Write out each entry, exactly the way it appears.

+++ DATA EXTRACT +++

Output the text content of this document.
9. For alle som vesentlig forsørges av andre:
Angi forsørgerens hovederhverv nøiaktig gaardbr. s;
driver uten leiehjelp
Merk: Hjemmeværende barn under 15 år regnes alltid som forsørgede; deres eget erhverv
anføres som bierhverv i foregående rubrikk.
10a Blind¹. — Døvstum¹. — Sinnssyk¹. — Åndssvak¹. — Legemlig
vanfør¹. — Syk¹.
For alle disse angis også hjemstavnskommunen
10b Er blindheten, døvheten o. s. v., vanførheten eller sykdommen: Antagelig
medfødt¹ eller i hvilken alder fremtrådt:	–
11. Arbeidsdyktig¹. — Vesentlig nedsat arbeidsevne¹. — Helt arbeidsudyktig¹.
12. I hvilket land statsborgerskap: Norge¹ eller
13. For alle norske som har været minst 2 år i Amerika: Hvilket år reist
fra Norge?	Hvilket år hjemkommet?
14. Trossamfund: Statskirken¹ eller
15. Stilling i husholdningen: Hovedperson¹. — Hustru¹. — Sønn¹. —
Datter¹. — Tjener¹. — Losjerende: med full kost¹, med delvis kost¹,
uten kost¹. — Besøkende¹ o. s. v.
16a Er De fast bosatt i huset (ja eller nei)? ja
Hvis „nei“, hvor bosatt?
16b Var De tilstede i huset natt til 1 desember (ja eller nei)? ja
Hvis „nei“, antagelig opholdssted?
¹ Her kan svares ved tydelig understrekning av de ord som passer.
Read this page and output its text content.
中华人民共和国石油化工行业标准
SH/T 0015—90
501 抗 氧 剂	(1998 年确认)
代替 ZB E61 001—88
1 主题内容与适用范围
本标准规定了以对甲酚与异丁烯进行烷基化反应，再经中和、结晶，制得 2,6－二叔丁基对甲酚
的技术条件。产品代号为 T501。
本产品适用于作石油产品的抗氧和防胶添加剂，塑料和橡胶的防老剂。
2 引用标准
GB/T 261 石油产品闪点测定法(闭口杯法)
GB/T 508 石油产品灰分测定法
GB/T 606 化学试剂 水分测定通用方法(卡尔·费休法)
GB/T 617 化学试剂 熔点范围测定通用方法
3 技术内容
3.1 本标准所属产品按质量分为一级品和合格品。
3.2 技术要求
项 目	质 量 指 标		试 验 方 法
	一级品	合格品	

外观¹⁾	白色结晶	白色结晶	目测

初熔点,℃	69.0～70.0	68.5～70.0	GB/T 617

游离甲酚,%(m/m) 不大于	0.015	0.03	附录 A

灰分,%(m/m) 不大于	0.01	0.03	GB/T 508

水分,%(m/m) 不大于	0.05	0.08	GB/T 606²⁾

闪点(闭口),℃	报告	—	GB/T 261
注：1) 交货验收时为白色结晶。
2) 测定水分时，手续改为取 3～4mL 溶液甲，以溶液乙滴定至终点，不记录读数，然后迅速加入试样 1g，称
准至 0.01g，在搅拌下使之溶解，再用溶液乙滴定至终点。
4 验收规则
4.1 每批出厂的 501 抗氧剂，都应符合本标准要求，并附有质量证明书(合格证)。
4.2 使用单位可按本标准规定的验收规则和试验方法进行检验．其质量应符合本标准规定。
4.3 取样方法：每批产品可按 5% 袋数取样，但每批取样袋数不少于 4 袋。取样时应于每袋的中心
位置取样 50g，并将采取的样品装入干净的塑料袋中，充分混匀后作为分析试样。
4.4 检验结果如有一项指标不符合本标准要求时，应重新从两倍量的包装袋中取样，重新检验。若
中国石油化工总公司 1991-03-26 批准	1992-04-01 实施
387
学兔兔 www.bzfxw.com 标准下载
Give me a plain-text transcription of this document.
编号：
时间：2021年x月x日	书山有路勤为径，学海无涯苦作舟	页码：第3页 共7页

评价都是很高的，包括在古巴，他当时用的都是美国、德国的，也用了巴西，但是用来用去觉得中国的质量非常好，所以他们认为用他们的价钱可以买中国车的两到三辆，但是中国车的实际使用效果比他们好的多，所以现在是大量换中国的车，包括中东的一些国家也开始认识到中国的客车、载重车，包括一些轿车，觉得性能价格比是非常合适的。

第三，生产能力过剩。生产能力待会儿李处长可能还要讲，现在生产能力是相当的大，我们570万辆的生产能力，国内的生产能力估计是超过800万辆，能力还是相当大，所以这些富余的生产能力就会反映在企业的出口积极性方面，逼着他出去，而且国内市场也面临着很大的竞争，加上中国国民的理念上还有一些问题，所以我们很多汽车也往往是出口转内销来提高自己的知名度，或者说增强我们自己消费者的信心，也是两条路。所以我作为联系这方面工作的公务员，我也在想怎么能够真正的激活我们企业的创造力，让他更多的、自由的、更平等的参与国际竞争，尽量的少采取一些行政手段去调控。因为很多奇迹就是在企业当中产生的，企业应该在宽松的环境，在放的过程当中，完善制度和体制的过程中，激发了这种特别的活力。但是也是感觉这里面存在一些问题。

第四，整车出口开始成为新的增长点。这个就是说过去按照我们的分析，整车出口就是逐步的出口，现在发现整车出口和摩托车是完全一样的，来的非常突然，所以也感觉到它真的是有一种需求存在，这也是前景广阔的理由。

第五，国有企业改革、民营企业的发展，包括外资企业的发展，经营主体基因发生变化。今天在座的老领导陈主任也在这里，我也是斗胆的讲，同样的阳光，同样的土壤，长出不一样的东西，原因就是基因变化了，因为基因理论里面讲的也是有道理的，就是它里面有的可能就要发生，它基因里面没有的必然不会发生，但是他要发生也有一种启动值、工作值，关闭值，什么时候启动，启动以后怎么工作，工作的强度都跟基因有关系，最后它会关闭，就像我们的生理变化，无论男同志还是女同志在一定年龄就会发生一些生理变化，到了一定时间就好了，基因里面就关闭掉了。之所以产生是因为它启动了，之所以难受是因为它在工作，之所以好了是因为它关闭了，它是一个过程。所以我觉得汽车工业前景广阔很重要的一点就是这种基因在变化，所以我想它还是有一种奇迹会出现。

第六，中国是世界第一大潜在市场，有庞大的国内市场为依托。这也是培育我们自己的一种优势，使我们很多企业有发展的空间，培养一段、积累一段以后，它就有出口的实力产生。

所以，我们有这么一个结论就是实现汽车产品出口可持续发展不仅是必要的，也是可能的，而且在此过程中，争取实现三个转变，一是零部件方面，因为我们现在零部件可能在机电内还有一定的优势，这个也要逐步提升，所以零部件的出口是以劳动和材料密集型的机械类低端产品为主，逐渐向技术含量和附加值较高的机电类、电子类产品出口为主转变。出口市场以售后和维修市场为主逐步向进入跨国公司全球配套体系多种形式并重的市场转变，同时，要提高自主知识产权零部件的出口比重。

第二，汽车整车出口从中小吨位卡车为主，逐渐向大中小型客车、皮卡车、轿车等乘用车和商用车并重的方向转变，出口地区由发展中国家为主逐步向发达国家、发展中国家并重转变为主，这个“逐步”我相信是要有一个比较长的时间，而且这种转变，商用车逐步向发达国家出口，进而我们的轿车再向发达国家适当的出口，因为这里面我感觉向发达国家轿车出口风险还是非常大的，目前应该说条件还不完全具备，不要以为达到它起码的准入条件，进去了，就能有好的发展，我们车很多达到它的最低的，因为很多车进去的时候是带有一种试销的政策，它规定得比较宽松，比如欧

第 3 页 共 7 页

+++

> _RESPONSE TO THIS TASK_
Output the text content of this document.
9. For alle som vesentlig forsørges av andre:
Angi forsørgerens hovederhverv nøiaktig gaardbr. s;
driver uten leiehjelp
Merk: Hjemmeværende barn under 15 år regnes alltid som forsørgede; deres eget erhverv
anføres som bierhverv i foregående rubrikk.
10a Blind¹. — Døvstum¹. — Sinnssyk¹. — Åndssvak¹. — Legemlig
vanfør¹. — Syk¹.
For alle disse angis også hjemstavnskommunen
10b Er blindheten, døvheten o. s. v., vanførheten eller sykdommen: Antagelig
medfødt¹ eller i hvilken alder fremtrådt:	–
11. Arbeidsdyktig¹. — Vesentlig nedsat arbeidsevne¹. — Helt arbeidsudyktig¹.
12. I hvilket land statsborgerskap: Norge¹ eller
13. For alle norske som har været minst 2 år i Amerika: Hvilket år reist
fra Norge?	Hvilket år hjemkommet?
14. Trossamfund: Statskirken¹ eller
15. Stilling i husholdningen: Hovedperson¹. — Hustru¹. — Sønn¹. —
Datter¹. — Tjener¹. — Losjerende: med full kost¹, med delvis kost¹,
uten kost¹. — Besøkende¹ o. s. v.
16a Er De fast bosatt i huset (ja eller nei)? ja
Hvis „nei“, hvor bosatt?
16b Var De tilstede i huset natt til 1 desember (ja eller nei)? ja
Hvis „nei“, antagelig opholdssted?
¹ Her kan svares ved tydelig understrekning av de ord som passer.
Read this page and output its text content.
中华人民共和国石油化工行业标准
SH/T 0015—90
501 抗 氧 剂	(1998 年确认)
代替 ZB E61 001—88
1 主题内容与适用范围
本标准规定了以对甲酚与异丁烯进行烷基化反应，再经中和、结晶，制得 2,6－二叔丁基对甲酚
的技术条件。产品代号为 T501。
本产品适用于作石油产品的抗氧和防胶添加剂，塑料和橡胶的防老剂。
2 引用标准
GB/T 261 石油产品闪点测定法(闭口杯法)
GB/T 508 石油产品灰分测定法
GB/T 606 化学试剂 水分测定通用方法(卡尔·费休法)
GB/T 617 化学试剂 熔点范围测定通用方法
3 技术内容
3.1 本标准所属产品按质量分为一级品和合格品。
3.2 技术要求
项 目	质 量 指 标		试 验 方 法
	一级品	合格品	

外观¹⁾	白色结晶	白色结晶	目测

初熔点,℃	69.0～70.0	68.5～70.0	GB/T 617

游离甲酚,%(m/m) 不大于	0.015	0.03	附录 A

灰分,%(m/m) 不大于	0.01	0.03	GB/T 508

水分,%(m/m) 不大于	0.05	0.08	GB/T 606²⁾

闪点(闭口),℃	报告	—	GB/T 261
注：1) 交货验收时为白色结晶。
2) 测定水分时，手续改为取 3～4mL 溶液甲，以溶液乙滴定至终点，不记录读数，然后迅速加入试样 1g，称
准至 0.01g，在搅拌下使之溶解，再用溶液乙滴定至终点。
4 验收规则
4.1 每批出厂的 501 抗氧剂，都应符合本标准要求，并附有质量证明书(合格证)。
4.2 使用单位可按本标准规定的验收规则和试验方法进行检验．其质量应符合本标准规定。
4.3 取样方法：每批产品可按 5% 袋数取样，但每批取样袋数不少于 4 袋。取样时应于每袋的中心
位置取样 50g，并将采取的样品装入干净的塑料袋中，充分混匀后作为分析试样。
4.4 检验结果如有一项指标不符合本标准要求时，应重新从两倍量的包装袋中取样，重新检验。若
中国石油化工总公司 1991-03-26 批准	1992-04-01 实施
387
学兔兔 www.bzfxw.com 标准下载
Give me a plain-text transcription of this document.
编号：
时间：2021年x月x日	书山有路勤为径，学海无涯苦作舟	页码：第3页 共7页

评价都是很高的，包括在古巴，他当时用的都是美国、德国的，也用了巴西，但是用来用去觉得中国的质量非常好，所以他们认为用他们的价钱可以买中国车的两到三辆，但是中国车的实际使用效果比他们好的多，所以现在是大量换中国的车，包括中东的一些国家也开始认识到中国的客车、载重车，包括一些轿车，觉得性能价格比是非常合适的。

第三，生产能力过剩。生产能力待会儿李处长可能还要讲，现在生产能力是相当的大，我们570万辆的生产能力，国内的生产能力估计是超过800万辆，能力还是相当大，所以这些富余的生产能力就会反映在企业的出口积极性方面，逼着他出去，而且国内市场也面临着很大的竞争，加上中国国民的理念上还有一些问题，所以我们很多汽车也往往是出口转内销来提高自己的知名度，或者说增强我们自己消费者的信心，也是两条路。所以我作为联系这方面工作的公务员，我也在想怎么能够真正的激活我们企业的创造力，让他更多的、自由的、更平等的参与国际竞争，尽量的少采取一些行政手段去调控。因为很多奇迹就是在企业当中产生的，企业应该在宽松的环境，在放的过程当中，完善制度和体制的过程中，激发了这种特别的活力。但是也是感觉这里面存在一些问题。

第四，整车出口开始成为新的增长点。这个就是说过去按照我们的分析，整车出口就是逐步的出口，现在发现整车出口和摩托车是完全一样的，来的非常突然，所以也感觉到它真的是有一种需求存在，这也是前景广阔的理由。

第五，国有企业改革、民营企业的发展，包括外资企业的发展，经营主体基因发生变化。今天在座的老领导陈主任也在这里，我也是斗胆的讲，同样的阳光，同样的土壤，长出不一样的东西，原因就是基因变化了，因为基因理论里面讲的也是有道理的，就是它里面有的可能就要发生，它基因里面没有的必然不会发生，但是他要发生也有一种启动值、工作值，关闭值，什么时候启动，启动以后怎么工作，工作的强度都跟基因有关系，最后它会关闭，就像我们的生理变化，无论男同志还是女同志在一定年龄就会发生一些生理变化，到了一定时间就好了，基因里面就关闭掉了。之所以产生是因为它启动了，之所以难受是因为它在工作，之所以好了是因为它关闭了，它是一个过程。所以我觉得汽车工业前景广阔很重要的一点就是这种基因在变化，所以我想它还是有一种奇迹会出现。

第六，中国是世界第一大潜在市场，有庞大的国内市场为依托。这也是培育我们自己的一种优势，使我们很多企业有发展的空间，培养一段、积累一段以后，它就有出口的实力产生。

所以，我们有这么一个结论就是实现汽车产品出口可持续发展不仅是必要的，也是可能的，而且在此过程中，争取实现三个转变，一是零部件方面，因为我们现在零部件可能在机电内还有一定的优势，这个也要逐步提升，所以零部件的出口是以劳动和材料密集型的机械类低端产品为主，逐渐向技术含量和附加值较高的机电类、电子类产品出口为主转变。出口市场以售后和维修市场为主逐步向进入跨国公司全球配套体系多种形式并重的市场转变，同时，要提高自主知识产权零部件的出口比重。

第二，汽车整车出口从中小吨位卡车为主，逐渐向大中小型客车、皮卡车、轿车等乘用车和商用车并重的方向转变，出口地区由发展中国家为主逐步向发达国家、发展中国家并重转变为主，这个“逐步”我相信是要有一个比较长的时间，而且这种转变，商用车逐步向发达国家出口，进而我们的轿车再向发达国家适当的出口，因为这里面我感觉向发达国家轿车出口风险还是非常大的，目前应该说条件还不完全具备，不要以为达到它起码的准入条件，进去了，就能有好的发展，我们车很多达到它的最低的，因为很多车进去的时候是带有一种试销的政策，它规定得比较宽松，比如欧

第 3 页 共 7 页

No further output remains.